• EXERCISE OBJECTIVE: Word for word, quote all of the material, omitting the pictures.

--- DATA SUPPLIED ---

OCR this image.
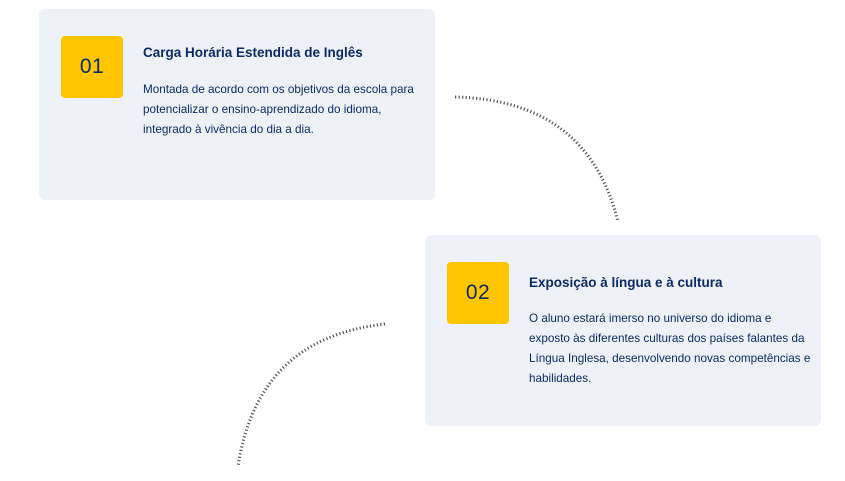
01
Carga Horária Estendida de Inglês

Montada de acordo com os objetivos da escola para potencializar o ensino-aprendizado do idioma, integrado à vivência do dia a dia.

02	Exposição à língua e à cultura

O aluno estará imerso no universo do idioma e exposto às diferentes culturas dos países falantes da Língua Inglesa, desenvolvendo novas competências e habilidades.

---

• WRITTEN REPLY:
OCR this image.
01
Carga Horária Estendida de Inglês

Montada de acordo com os objetivos da escola para potencializar o ensino-aprendizado do idioma, integrado à vivência do dia a dia.

02	Exposição à língua e à cultura

O aluno estará imerso no universo do idioma e exposto às diferentes culturas dos países falantes da Língua Inglesa, desenvolvendo novas competências e habilidades.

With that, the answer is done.